## MATERIAL FOR THE TASK:

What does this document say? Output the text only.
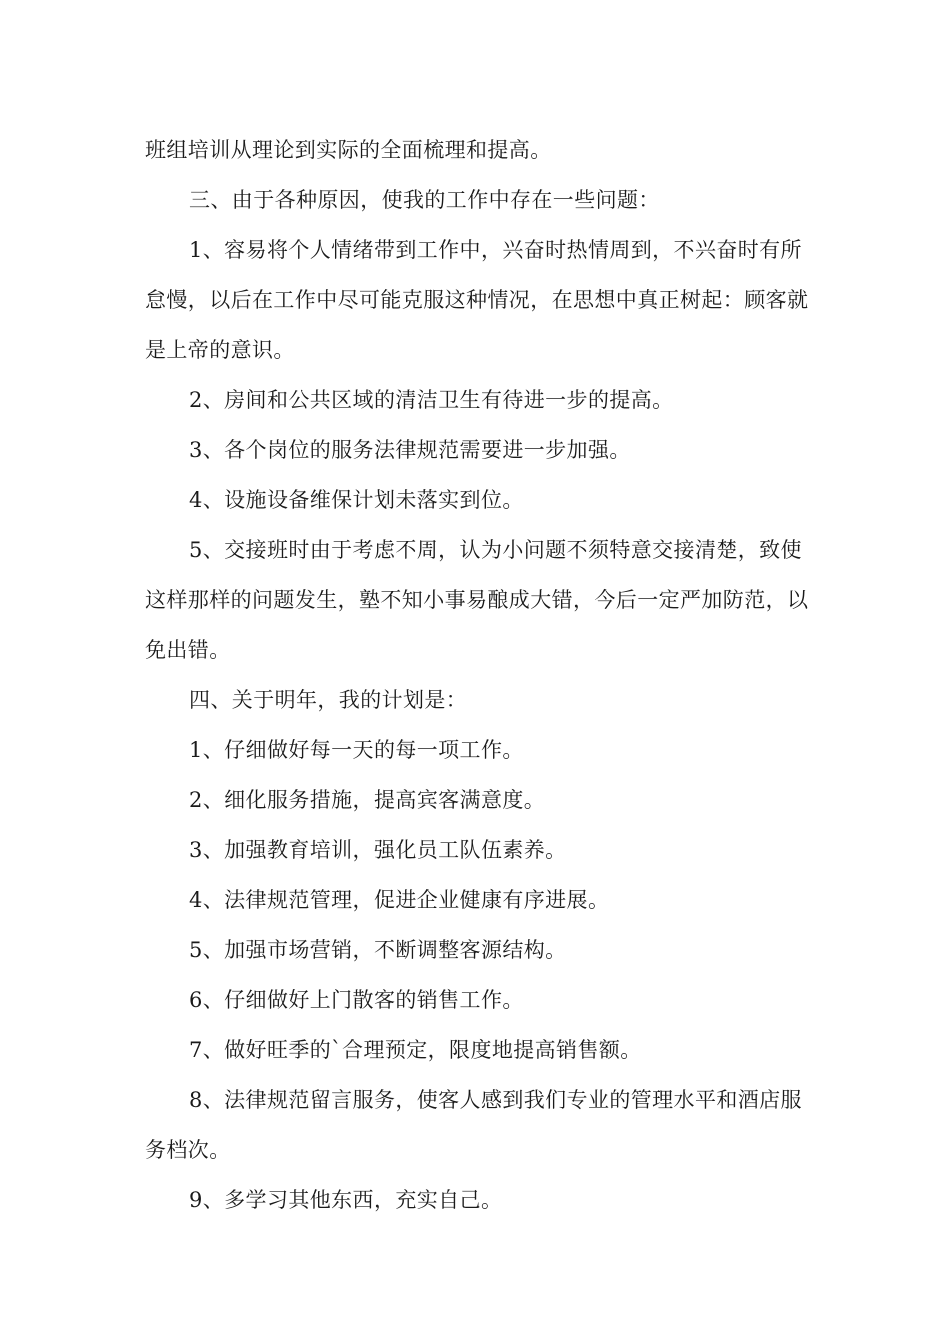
班组培训从理论到实际的全面梳理和提高。

三、由于各种原因，使我的工作中存在一些问题：

1、容易将个人情绪带到工作中，兴奋时热情周到，不兴奋时有所怠慢，以后在工作中尽可能克服这种情况，在思想中真正树起：顾客就是上帝的意识。

2、房间和公共区域的清洁卫生有待进一步的提高。

3、各个岗位的服务法律规范需要进一步加强。

4、设施设备维保计划未落实到位。

5、交接班时由于考虑不周，认为小问题不须特意交接清楚，致使这样那样的问题发生，塾不知小事易酿成大错，今后一定严加防范，以免出错。

四、关于明年，我的计划是：

1、仔细做好每一天的每一项工作。

2、细化服务措施，提高宾客满意度。

3、加强教育培训，强化员工队伍素养。

4、法律规范管理，促进企业健康有序进展。

5、加强市场营销，不断调整客源结构。

6、仔细做好上门散客的销售工作。

7、做好旺季的`合理预定，限度地提高销售额。

8、法律规范留言服务，使客人感到我们专业的管理水平和酒店服务档次。

9、多学习其他东西，充实自己。
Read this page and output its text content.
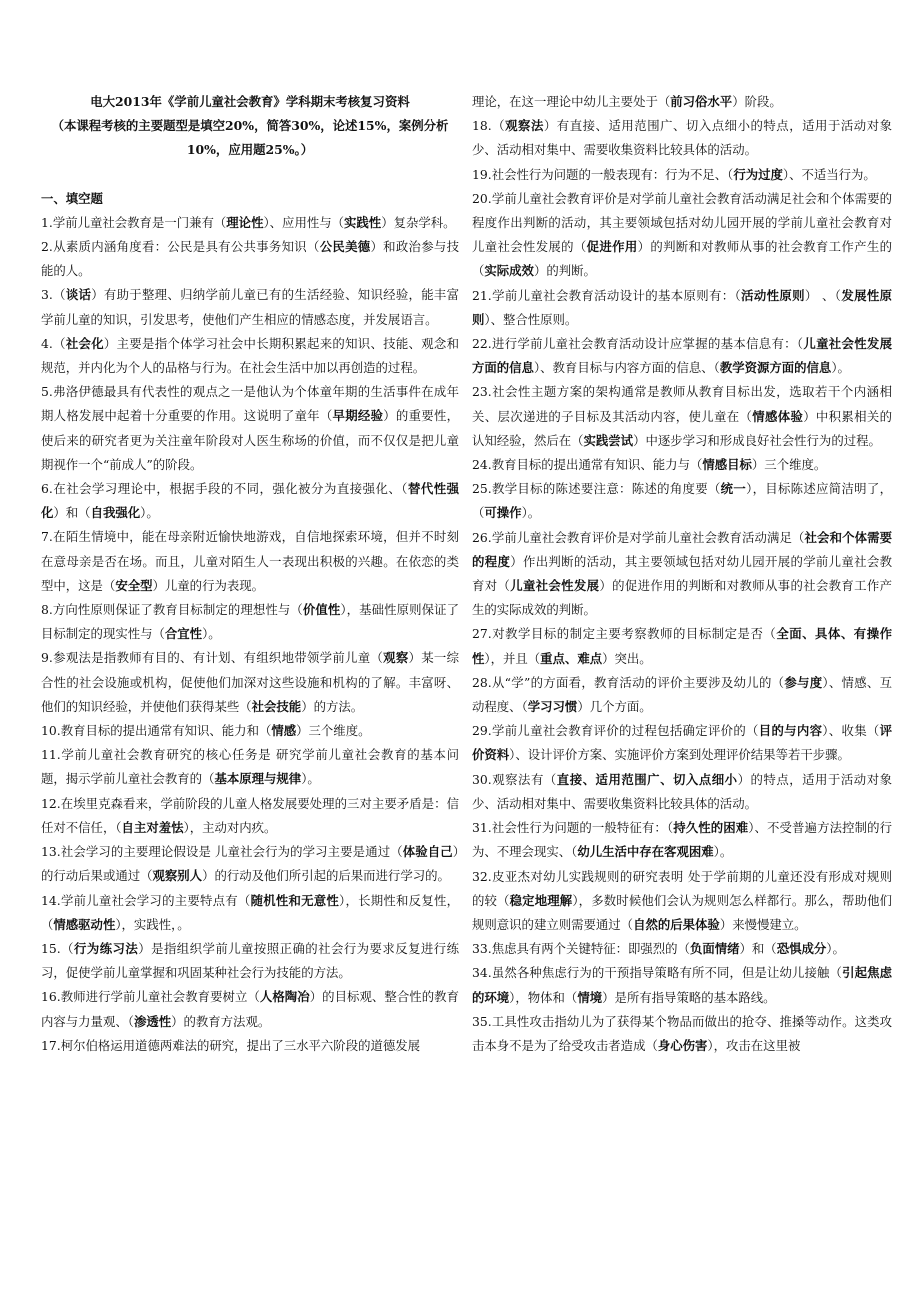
电大2013年《学前儿童社会教育》学科期末考核复习资料
（本课程考核的主要题型是填空20%，简答30%，论述15%，案例分析10%，应用题25%。）
一、填空题

1.学前儿童社会教育是一门兼有（理论性）、应用性与（实践性）复杂学科。

2.从素质内涵角度看：公民是具有公共事务知识（公民美德）和政治参与技能的人。

3.（谈话）有助于整理、归纳学前儿童已有的生活经验、知识经验，能丰富学前儿童的知识，引发思考，使他们产生相应的情感态度，并发展语言。

4.（社会化）主要是指个体学习社会中长期积累起来的知识、技能、观念和规范，并内化为个人的品格与行为。在社会生活中加以再创造的过程。

5.弗洛伊德最具有代表性的观点之一是他认为个体童年期的生活事件在成年期人格发展中起着十分重要的作用。这说明了童年（早期经验）的重要性，使后来的研究者更为关注童年阶段对人医生称场的价值，而不仅仅是把儿童期视作一个“前成人”的阶段。

6.在社会学习理论中，根据手段的不同，强化被分为直接强化、（替代性强化）和（自我强化）。

7.在陌生情境中，能在母亲附近愉快地游戏，自信地探索环境，但并不时刻在意母亲是否在场。而且，儿童对陌生人一表现出积极的兴趣。在依恋的类型中，这是（安全型）儿童的行为表现。

8.方向性原则保证了教育目标制定的理想性与（价值性），基础性原则保证了目标制定的现实性与（合宜性）。

9.参观法是指教师有目的、有计划、有组织地带领学前儿童（观察）某一综合性的社会设施或机构，促使他们加深对这些设施和机构的了解。丰富呀、他们的知识经验，并使他们获得某些（社会技能）的方法。

10.教育目标的提出通常有知识、能力和（情感）三个维度。

11.学前儿童社会教育研究的核心任务是 研究学前儿童社会教育的基本问题，揭示学前儿童社会教育的（基本原理与规律）。

12.在埃里克森看来，学前阶段的儿童人格发展要处理的三对主要矛盾是：信任对不信任，（自主对羞怯），主动对内疚。

13.社会学习的主要理论假设是 儿童社会行为的学习主要是通过（体验自己）的行动后果或通过（观察别人）的行动及他们所引起的后果而进行学习的。

14.学前儿童社会学习的主要特点有（随机性和无意性），长期性和反复性，（情感驱动性），实践性，。

15.（行为练习法）是指组织学前儿童按照正确的社会行为要求反复进行练习，促使学前儿童掌握和巩固某种社会行为技能的方法。

16.教师进行学前儿童社会教育要树立（人格陶冶）的目标观、整合性的教育内容与力量观、（渗透性）的教育方法观。

17.柯尔伯格运用道德两难法的研究，提出了三水平六阶段的道德发展

理论，在这一理论中幼儿主要处于（前习俗水平）阶段。

18.（观察法）有直接、适用范围广、切入点细小的特点，适用于活动对象少、活动相对集中、需要收集资料比较具体的活动。

19.社会性行为问题的一般表现有：行为不足、（行为过度）、不适当行为。

20.学前儿童社会教育评价是对学前儿童社会教育活动满足社会和个体需要的程度作出判断的活动，其主要领域包括对幼儿园开展的学前儿童社会教育对儿童社会性发展的（促进作用）的判断和对教师从事的社会教育工作产生的（实际成效）的判断。

21.学前儿童社会教育活动设计的基本原则有：（活动性原则） 、（发展性原则）、整合性原则。

22.进行学前儿童社会教育活动设计应掌握的基本信息有：（儿童社会性发展方面的信息）、教育目标与内容方面的信息、（教学资源方面的信息）。

23.社会性主题方案的架构通常是教师从教育目标出发，选取若干个内涵相关、层次递进的子目标及其活动内容，使儿童在（情感体验）中积累相关的认知经验，然后在（实践尝试）中逐步学习和形成良好社会性行为的过程。

24.教育目标的提出通常有知识、能力与（情感目标）三个维度。

25.教学目标的陈述要注意：陈述的角度要（统一），目标陈述应简洁明了，（可操作）。

26.学前儿童社会教育评价是对学前儿童社会教育活动满足（社会和个体需要的程度）作出判断的活动，其主要领域包括对幼儿园开展的学前儿童社会教育对（儿童社会性发展）的促进作用的判断和对教师从事的社会教育工作产生的实际成效的判断。

27.对教学目标的制定主要考察教师的目标制定是否（全面、具体、有操作性），并且（重点、难点）突出。

28.从“学”的方面看，教育活动的评价主要涉及幼儿的（参与度）、情感、互动程度、（学习习惯）几个方面。

29.学前儿童社会教育评价的过程包括确定评价的（目的与内容）、收集（评价资料）、设计评价方案、实施评价方案到处理评价结果等若干步骤。

30.观察法有（直接、适用范围广、切入点细小）的特点，适用于活动对象少、活动相对集中、需要收集资料比较具体的活动。

31.社会性行为问题的一般特征有：（持久性的困难）、不受普遍方法控制的行为、不理会现实、（幼儿生活中存在客观困难）。

32.皮亚杰对幼儿实践规则的研究表明 处于学前期的儿童还没有形成对规则的较（稳定地理解），多数时候他们会认为规则怎么样都行。那么，帮助他们规则意识的建立则需要通过（自然的后果体验）来慢慢建立。

33.焦虑具有两个关键特征：即强烈的（负面情绪）和（恐惧成分）。

34.虽然各种焦虑行为的干预指导策略有所不同，但是让幼儿接触（引起焦虑的环境），物体和（情境）是所有指导策略的基本路线。

35.工具性攻击指幼儿为了获得某个物品而做出的抢夺、推搡等动作。这类攻击本身不是为了给受攻击者造成（身心伤害），攻击在这里被
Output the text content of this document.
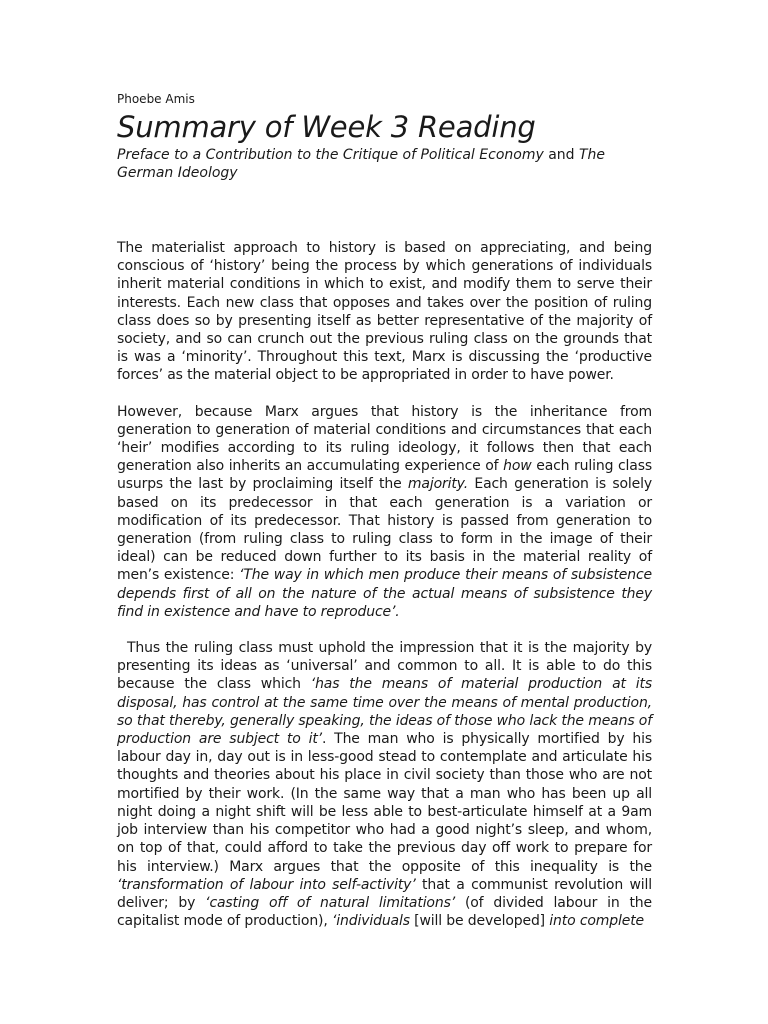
Phoebe Amis

Summary of Week 3 Reading

Preface to a Contribution to the Critique of Political Economy and The German Ideology

The materialist approach to history is based on appreciating, and being conscious of ‘history’ being the process by which generations of individuals inherit material conditions in which to exist, and modify them to serve their interests. Each new class that opposes and takes over the position of ruling class does so by presenting itself as better representative of the majority of society, and so can crunch out the previous ruling class on the grounds that is was a ‘minority’. Throughout this text, Marx is discussing the ‘productive forces’ as the material object to be appropriated in order to have power.

However, because Marx argues that history is the inheritance from generation to generation of material conditions and circumstances that each ‘heir’ modifies according to its ruling ideology, it follows then that each generation also inherits an accumulating experience of how each ruling class usurps the last by proclaiming itself the majority. Each generation is solely based on its predecessor in that each generation is a variation or modification of its predecessor. That history is passed from generation to generation (from ruling class to ruling class to form in the image of their ideal) can be reduced down further to its basis in the material reality of men’s existence: ‘The way in which men produce their means of subsistence depends first of all on the nature of the actual means of subsistence they find in existence and have to reproduce’.

Thus the ruling class must uphold the impression that it is the majority by presenting its ideas as ‘universal’ and common to all. It is able to do this because the class which ‘has the means of material production at its disposal, has control at the same time over the means of mental production, so that thereby, generally speaking, the ideas of those who lack the means of production are subject to it’. The man who is physically mortified by his labour day in, day out is in less-good stead to contemplate and articulate his thoughts and theories about his place in civil society than those who are not mortified by their work. (In the same way that a man who has been up all night doing a night shift will be less able to best-articulate himself at a 9am job interview than his competitor who had a good night’s sleep, and whom, on top of that, could afford to take the previous day off work to prepare for his interview.) Marx argues that the opposite of this inequality is the ‘transformation of labour into self-activity’ that a communist revolution will deliver; by ‘casting off of natural limitations’ (of divided labour in the capitalist mode of production), ‘individuals [will be developed] into complete
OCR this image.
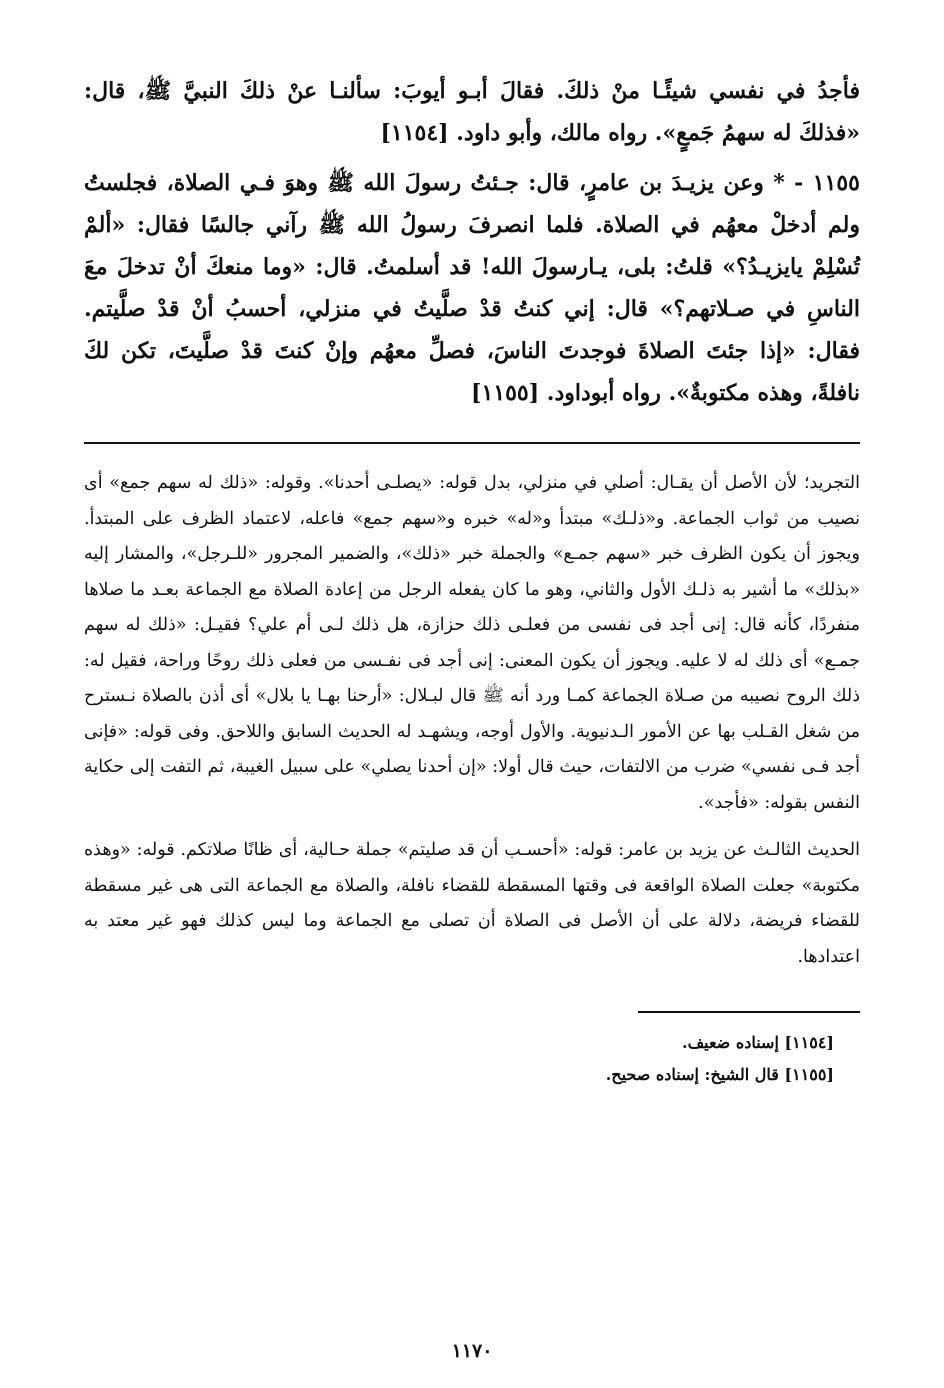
فأجدُ في نفسي شيئًـا منْ ذلكَ. فقالَ أبـو أيوبَ: سألنـا عنْ ذلكَ النبيَّ ﷺ، قال: «فذلكَ له سهمُ جَمعٍ». رواه مالك، وأبو داود. [١١٥٤]

١١٥٥ - * وعن يزيـدَ بن عامرٍ، قال: جـئتُ رسولَ الله ﷺ وهوَ فـي الصلاة، فجلستُ ولم أدخلْ معهُم في الصلاة. فلما انصرفَ رسولُ الله ﷺ رآني جالسًا فقال: «ألمْ تُسْلِمْ يايزيـدُ؟» قلتُ: بلى، يـارسولَ الله! قد أسلمتُ. قال: «وما منعكَ أنْ تدخلَ معَ الناسِ في صـلاتهم؟» قال: إني كنتُ قدْ صلَّيتُ في منزلي، أحسبُ أنْ قدْ صلَّيتم. فقال: «إذا جئتَ الصلاةَ فوجدتَ الناسَ، فصلِّ معهُم وإنْ كنتَ قدْ صلَّيتَ، تكن لكَ نافلةً، وهذه مكتوبةٌ». رواه أبوداود. [١١٥٥]

التجريد؛ لأن الأصل أن يقـال: أصلي في منزلي، بدل قوله: «يصلـى أحدنا». وقوله: «ذلك له سهم جمع» أى نصيب من ثواب الجماعة. و«ذلـك» مبتدأ و«له» خبره و«سهم جمع» فاعله، لاعتماد الظرف على المبتدأ. ويجوز أن يكون الظرف خبر «سهم جمـع» والجملة خبر «ذلك»، والضمير المجرور «للـرجل»، والمشار إليه «بذلك» ما أشير به ذلـك الأول والثاني، وهو ما كان يفعله الرجل من إعادة الصلاة مع الجماعة بعـد ما صلاها منفردًا، كأنه قال: إنى أجد فى نفسى من فعلـى ذلك حزازة، هل ذلك لـى أم علي؟ فقيـل: «ذلك له سهم جمـع» أى ذلك له لا عليه. ويجوز أن يكون المعنى: إنى أجد فى نفـسى من فعلى ذلك روحًا وراحة، فقيل له: ذلك الروح نصيبه من صـلاة الجماعة كمـا ورد أنه ﷺ قال لبـلال: «أرحنا بهـا يا بلال» أى أذن بالصلاة نـسترح من شغل القـلب بها عن الأمور الـدنيوية. والأول أوجه، ويشهـد له الحديث السابق واللاحق. وفى قوله: «فإنى أجد فـى نفسي» ضرب من الالتفات، حيث قال أولا: «إن أحدنا يصلي» على سبيل الغيبة، ثم التفت إلى حكاية النفس بقوله: «فأجد».

الحديث الثالـث عن يزيد بن عامر: قوله: «أحسـب أن قد صليتم» جملة حـالية، أى ظانًا صلاتكم. قوله: «وهذه مكتوبة» جعلت الصلاة الواقعة فى وقتها المسقطة للقضاء نافلة، والصلاة مع الجماعة التى هى غير مسقطة للقضاء فريضة، دلالة على أن الأصل فى الصلاة أن تصلى مع الجماعة وما ليس كذلك فهو غير معتد به اعتدادها.

[١١٥٤] إسناده ضعيف.

[١١٥٥] قال الشيخ: إسناده صحيح.

١١٧٠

## GIVEN INSTRUCTION:
Each line with the string "مكتوبة" in it needs to be found and copied.

## WRITTEN SOLUTION:
١١٥٥ - * وعن يزيـدَ بن عامرٍ، قال: جـئتُ رسولَ الله ﷺ وهوَ فـي الصلاة، فجلستُ ولم أدخلْ معهُم في الصلاة. فلما انصرفَ رسولُ الله ﷺ رآني جالسًا فقال: «ألمْ تُسْلِمْ يايزيـدُ؟» قلتُ: بلى، يـارسولَ الله! قد أسلمتُ. قال: «وما منعكَ أنْ تدخلَ معَ الناسِ في صـلاتهم؟» قال: إني كنتُ قدْ صلَّيتُ في منزلي، أحسبُ أنْ قدْ صلَّيتم. فقال: «إذا جئتَ الصلاةَ فوجدتَ الناسَ، فصلِّ معهُم وإنْ كنتَ قدْ صلَّيتَ، تكن لكَ نافلةً، وهذه مكتوبةٌ». رواه أبوداود. [١١٥٥]
الحديث الثالـث عن يزيد بن عامر: قوله: «أحسـب أن قد صليتم» جملة حـالية، أى ظانًا صلاتكم. قوله: «وهذه مكتوبة» جعلت الصلاة الواقعة فى وقتها المسقطة للقضاء نافلة، والصلاة مع الجماعة التى هى غير مسقطة للقضاء فريضة، دلالة على أن الأصل فى الصلاة أن تصلى مع الجماعة وما ليس كذلك فهو غير معتد به اعتدادها.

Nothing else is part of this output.